● Provided material
________________

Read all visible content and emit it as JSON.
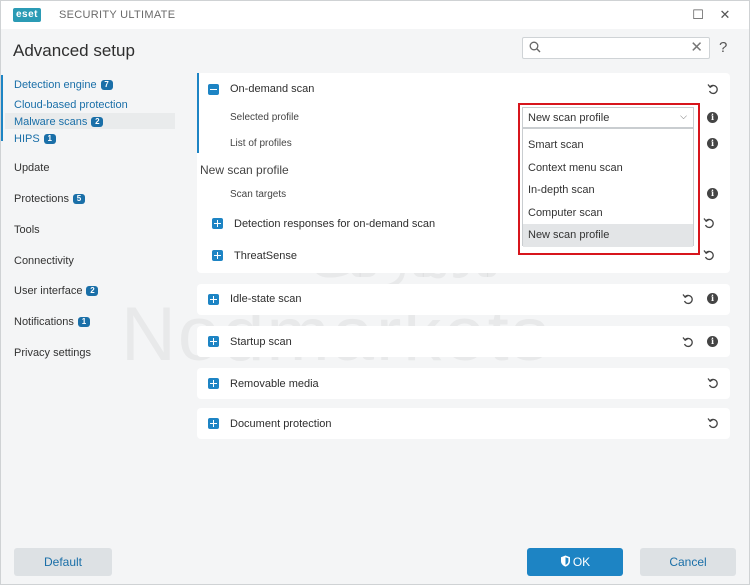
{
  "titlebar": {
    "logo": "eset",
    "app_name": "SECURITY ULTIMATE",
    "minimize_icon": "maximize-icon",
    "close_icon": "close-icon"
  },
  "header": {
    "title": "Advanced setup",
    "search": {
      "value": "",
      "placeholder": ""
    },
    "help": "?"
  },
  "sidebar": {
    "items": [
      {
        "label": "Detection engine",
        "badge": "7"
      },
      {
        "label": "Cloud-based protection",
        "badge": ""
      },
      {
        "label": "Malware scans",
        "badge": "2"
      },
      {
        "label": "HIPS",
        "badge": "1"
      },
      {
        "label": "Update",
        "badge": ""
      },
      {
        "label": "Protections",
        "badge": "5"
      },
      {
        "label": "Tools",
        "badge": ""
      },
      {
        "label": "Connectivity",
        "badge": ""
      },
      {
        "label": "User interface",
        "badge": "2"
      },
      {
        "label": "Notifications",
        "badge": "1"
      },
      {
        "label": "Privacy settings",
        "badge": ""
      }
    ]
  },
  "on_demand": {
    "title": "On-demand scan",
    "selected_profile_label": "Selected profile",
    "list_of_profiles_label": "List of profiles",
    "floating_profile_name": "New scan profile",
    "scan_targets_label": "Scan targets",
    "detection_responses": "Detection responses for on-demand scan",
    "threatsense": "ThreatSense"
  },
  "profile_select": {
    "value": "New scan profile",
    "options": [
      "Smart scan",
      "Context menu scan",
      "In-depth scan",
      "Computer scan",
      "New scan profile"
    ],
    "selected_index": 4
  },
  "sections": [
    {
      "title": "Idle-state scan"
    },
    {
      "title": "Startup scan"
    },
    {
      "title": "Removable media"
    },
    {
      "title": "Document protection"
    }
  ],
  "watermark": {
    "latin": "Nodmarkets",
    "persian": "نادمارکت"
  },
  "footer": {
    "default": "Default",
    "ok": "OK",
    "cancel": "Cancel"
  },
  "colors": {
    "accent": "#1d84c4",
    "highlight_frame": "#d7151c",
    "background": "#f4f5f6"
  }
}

________________

● Requirements
Transcribe the whole listing exactly. Pictures are excluded.

● Answer in full
Read all visible content and emit it as JSON.
{
  "titlebar": {
    "logo": "eset",
    "app_name": "SECURITY ULTIMATE",
    "minimize_icon": "maximize-icon",
    "close_icon": "close-icon"
  },
  "header": {
    "title": "Advanced setup",
    "search": {
      "value": "",
      "placeholder": ""
    },
    "help": "?"
  },
  "sidebar": {
    "items": [
      {
        "label": "Detection engine",
        "badge": "7"
      },
      {
        "label": "Cloud-based protection",
        "badge": ""
      },
      {
        "label": "Malware scans",
        "badge": "2"
      },
      {
        "label": "HIPS",
        "badge": "1"
      },
      {
        "label": "Update",
        "badge": ""
      },
      {
        "label": "Protections",
        "badge": "5"
      },
      {
        "label": "Tools",
        "badge": ""
      },
      {
        "label": "Connectivity",
        "badge": ""
      },
      {
        "label": "User interface",
        "badge": "2"
      },
      {
        "label": "Notifications",
        "badge": "1"
      },
      {
        "label": "Privacy settings",
        "badge": ""
      }
    ]
  },
  "on_demand": {
    "title": "On-demand scan",
    "selected_profile_label": "Selected profile",
    "list_of_profiles_label": "List of profiles",
    "floating_profile_name": "New scan profile",
    "scan_targets_label": "Scan targets",
    "detection_responses": "Detection responses for on-demand scan",
    "threatsense": "ThreatSense"
  },
  "profile_select": {
    "value": "New scan profile",
    "options": [
      "Smart scan",
      "Context menu scan",
      "In-depth scan",
      "Computer scan",
      "New scan profile"
    ],
    "selected_index": 4
  },
  "sections": [
    {
      "title": "Idle-state scan"
    },
    {
      "title": "Startup scan"
    },
    {
      "title": "Removable media"
    },
    {
      "title": "Document protection"
    }
  ],
  "watermark": {
    "latin": "Nodmarkets",
    "persian": "نادمارکت"
  },
  "footer": {
    "default": "Default",
    "ok": "OK",
    "cancel": "Cancel"
  },
  "colors": {
    "accent": "#1d84c4",
    "highlight_frame": "#d7151c",
    "background": "#f4f5f6"
  }
}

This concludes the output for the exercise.